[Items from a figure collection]
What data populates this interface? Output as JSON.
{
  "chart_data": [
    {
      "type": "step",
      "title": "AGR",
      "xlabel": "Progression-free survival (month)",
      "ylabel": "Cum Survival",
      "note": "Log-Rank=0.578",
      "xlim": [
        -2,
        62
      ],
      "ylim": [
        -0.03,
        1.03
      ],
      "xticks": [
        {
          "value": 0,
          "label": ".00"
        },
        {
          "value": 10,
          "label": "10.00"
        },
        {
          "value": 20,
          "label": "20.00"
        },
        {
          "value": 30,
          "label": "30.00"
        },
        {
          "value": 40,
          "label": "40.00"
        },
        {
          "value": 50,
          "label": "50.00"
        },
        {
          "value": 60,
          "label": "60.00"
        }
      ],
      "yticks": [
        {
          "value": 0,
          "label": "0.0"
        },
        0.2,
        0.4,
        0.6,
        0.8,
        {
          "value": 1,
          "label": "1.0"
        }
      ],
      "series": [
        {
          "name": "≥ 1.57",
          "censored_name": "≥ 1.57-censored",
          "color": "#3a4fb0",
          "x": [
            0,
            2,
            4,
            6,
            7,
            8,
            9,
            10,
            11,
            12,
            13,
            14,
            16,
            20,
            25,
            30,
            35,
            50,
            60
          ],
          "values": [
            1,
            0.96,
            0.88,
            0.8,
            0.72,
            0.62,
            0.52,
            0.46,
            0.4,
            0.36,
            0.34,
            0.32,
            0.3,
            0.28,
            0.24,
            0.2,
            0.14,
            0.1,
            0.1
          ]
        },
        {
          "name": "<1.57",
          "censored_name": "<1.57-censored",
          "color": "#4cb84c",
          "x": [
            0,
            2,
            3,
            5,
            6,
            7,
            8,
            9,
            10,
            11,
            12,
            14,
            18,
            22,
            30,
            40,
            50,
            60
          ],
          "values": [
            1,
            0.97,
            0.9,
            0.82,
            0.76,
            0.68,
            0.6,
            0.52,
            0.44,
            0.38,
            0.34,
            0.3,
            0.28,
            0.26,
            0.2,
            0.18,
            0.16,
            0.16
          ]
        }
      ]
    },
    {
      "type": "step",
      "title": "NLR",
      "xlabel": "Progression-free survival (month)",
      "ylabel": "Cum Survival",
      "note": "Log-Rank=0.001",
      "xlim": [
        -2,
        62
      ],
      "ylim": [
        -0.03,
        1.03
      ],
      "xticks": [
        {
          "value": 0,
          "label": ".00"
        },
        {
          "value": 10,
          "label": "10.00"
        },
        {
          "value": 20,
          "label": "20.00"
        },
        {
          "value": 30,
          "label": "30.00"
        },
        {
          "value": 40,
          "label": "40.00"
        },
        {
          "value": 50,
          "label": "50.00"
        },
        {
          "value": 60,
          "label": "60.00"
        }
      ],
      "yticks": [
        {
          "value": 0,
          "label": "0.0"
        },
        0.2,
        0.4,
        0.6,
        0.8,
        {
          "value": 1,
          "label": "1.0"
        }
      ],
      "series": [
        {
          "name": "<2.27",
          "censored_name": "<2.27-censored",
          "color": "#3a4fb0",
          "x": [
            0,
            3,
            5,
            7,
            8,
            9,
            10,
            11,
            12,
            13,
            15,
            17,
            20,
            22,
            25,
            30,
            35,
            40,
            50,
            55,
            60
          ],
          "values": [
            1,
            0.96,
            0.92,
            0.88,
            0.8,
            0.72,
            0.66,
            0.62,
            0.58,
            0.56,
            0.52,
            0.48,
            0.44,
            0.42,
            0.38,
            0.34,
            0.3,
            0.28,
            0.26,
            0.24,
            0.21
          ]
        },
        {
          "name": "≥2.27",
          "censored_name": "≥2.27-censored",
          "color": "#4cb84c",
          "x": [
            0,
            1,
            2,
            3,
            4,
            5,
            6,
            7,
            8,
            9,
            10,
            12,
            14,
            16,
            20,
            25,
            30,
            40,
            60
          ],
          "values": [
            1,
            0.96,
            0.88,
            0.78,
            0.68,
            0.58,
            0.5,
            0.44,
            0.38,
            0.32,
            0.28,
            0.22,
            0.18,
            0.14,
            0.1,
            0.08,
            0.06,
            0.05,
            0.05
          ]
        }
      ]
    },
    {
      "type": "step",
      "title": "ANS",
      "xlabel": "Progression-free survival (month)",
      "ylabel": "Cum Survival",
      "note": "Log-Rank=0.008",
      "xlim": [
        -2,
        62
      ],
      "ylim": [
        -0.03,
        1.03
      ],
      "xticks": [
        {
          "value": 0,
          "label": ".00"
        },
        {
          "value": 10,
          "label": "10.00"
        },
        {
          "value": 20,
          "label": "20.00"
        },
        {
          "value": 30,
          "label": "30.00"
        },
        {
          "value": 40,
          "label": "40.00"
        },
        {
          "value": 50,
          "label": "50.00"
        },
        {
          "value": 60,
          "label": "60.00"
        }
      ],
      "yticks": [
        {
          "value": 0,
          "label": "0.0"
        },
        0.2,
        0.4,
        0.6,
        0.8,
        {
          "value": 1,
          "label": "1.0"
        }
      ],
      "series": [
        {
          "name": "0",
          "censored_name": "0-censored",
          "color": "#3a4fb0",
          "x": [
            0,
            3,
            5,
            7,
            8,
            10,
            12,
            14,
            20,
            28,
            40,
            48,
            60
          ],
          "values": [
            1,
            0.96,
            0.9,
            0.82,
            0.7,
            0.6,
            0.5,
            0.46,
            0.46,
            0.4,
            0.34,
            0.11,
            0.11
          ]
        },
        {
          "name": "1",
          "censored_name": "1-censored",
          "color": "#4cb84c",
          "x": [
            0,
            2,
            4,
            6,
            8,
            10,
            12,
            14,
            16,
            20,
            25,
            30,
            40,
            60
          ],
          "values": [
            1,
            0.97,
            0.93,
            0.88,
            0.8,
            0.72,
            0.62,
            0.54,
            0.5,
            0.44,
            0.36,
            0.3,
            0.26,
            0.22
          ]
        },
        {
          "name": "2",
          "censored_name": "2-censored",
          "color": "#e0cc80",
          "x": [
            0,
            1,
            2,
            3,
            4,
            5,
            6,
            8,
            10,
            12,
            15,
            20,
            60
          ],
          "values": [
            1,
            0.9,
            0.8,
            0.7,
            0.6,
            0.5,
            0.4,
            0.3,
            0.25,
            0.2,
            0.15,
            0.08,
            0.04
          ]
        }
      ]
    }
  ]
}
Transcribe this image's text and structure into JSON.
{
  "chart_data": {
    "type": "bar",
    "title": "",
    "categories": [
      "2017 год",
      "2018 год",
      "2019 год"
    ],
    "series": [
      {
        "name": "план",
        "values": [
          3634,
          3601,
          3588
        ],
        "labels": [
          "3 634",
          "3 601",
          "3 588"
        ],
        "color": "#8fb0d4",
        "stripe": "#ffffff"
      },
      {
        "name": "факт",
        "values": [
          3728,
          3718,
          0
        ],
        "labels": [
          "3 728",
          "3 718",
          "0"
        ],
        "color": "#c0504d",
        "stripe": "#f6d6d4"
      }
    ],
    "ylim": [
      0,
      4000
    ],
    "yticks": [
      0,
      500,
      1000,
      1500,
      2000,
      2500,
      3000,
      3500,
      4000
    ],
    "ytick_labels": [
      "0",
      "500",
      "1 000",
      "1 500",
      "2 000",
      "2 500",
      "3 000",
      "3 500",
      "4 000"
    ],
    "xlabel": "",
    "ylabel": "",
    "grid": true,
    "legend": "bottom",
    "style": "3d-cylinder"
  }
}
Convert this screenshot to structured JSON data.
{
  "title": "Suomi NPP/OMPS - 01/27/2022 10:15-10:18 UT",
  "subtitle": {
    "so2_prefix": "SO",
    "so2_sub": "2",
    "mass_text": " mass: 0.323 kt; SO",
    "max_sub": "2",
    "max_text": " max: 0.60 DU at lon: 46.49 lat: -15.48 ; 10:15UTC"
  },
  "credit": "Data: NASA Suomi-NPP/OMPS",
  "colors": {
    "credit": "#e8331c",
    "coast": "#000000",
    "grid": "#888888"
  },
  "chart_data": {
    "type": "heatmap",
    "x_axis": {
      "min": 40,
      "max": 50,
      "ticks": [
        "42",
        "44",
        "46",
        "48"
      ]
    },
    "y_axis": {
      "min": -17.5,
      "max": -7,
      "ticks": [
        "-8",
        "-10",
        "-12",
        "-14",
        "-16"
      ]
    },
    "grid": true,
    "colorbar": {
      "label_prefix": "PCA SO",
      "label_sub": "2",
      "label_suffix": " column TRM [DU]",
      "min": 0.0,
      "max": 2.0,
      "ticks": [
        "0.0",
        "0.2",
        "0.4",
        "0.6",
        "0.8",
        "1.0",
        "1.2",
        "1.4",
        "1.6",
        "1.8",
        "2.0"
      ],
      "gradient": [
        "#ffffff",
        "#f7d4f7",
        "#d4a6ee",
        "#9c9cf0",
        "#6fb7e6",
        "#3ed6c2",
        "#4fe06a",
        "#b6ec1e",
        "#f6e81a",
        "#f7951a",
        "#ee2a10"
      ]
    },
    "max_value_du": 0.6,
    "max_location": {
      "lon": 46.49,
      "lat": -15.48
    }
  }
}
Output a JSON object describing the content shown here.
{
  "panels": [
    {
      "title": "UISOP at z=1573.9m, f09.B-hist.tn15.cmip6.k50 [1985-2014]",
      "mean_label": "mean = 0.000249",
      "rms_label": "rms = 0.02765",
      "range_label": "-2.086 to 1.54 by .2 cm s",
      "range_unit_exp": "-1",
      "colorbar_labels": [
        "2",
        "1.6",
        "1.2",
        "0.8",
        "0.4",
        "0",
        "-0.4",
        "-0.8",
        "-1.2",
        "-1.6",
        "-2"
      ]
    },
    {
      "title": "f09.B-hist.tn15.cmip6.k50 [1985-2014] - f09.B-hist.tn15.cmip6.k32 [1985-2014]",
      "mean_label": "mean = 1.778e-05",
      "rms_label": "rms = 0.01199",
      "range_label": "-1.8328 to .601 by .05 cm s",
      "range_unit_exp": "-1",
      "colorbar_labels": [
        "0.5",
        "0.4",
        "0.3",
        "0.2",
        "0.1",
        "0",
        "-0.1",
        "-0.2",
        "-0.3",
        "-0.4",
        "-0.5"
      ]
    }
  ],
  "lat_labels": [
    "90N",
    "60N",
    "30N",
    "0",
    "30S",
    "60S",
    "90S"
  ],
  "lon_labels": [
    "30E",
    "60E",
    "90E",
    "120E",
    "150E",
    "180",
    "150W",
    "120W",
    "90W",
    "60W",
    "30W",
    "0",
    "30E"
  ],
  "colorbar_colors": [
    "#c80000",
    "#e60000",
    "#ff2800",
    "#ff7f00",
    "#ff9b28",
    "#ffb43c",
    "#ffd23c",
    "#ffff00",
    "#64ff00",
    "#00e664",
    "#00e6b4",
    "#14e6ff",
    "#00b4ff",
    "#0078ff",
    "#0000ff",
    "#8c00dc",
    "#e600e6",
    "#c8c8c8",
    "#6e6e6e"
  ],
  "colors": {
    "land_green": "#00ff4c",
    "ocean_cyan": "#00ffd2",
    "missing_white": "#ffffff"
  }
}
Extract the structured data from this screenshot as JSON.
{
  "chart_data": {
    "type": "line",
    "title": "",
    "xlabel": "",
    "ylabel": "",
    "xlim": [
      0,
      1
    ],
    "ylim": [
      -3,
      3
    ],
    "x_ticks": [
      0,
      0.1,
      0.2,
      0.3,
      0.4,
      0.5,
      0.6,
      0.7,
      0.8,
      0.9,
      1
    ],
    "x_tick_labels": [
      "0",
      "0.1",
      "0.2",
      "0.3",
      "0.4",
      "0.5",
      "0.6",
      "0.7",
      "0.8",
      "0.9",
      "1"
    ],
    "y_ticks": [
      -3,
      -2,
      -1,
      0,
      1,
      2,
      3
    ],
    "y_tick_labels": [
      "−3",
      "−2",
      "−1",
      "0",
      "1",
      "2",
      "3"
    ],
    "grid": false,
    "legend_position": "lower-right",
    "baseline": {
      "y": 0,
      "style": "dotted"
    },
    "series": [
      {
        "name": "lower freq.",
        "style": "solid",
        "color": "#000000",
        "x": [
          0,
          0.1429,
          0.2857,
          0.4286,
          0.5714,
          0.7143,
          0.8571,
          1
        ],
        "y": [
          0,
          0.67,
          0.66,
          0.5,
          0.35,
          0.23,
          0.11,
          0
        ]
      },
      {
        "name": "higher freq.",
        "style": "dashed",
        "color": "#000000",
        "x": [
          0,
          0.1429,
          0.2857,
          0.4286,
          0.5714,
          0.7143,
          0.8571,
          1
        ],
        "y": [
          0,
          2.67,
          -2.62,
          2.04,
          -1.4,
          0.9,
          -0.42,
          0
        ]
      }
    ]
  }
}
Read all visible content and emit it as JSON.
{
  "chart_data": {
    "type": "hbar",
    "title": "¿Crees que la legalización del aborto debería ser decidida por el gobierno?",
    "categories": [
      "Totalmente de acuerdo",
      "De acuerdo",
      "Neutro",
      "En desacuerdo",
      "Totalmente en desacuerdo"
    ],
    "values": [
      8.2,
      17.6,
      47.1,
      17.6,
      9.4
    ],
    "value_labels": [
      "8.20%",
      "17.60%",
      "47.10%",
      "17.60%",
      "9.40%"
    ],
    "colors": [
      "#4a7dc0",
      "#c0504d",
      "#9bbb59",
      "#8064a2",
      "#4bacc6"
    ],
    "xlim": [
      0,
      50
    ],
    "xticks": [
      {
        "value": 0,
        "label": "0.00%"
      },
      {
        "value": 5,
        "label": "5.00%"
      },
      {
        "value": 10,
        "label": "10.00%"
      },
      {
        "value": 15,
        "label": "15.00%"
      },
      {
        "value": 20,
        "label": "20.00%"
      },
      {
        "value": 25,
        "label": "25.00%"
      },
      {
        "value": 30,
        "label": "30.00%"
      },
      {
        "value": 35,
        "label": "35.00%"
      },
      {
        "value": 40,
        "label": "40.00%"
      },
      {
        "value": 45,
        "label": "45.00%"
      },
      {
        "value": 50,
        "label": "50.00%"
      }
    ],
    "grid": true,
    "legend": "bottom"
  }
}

= Exercise goal =
Give the number of lines in the material above that have the word "Totalmente" in them, and nothing more.

= Task output =
2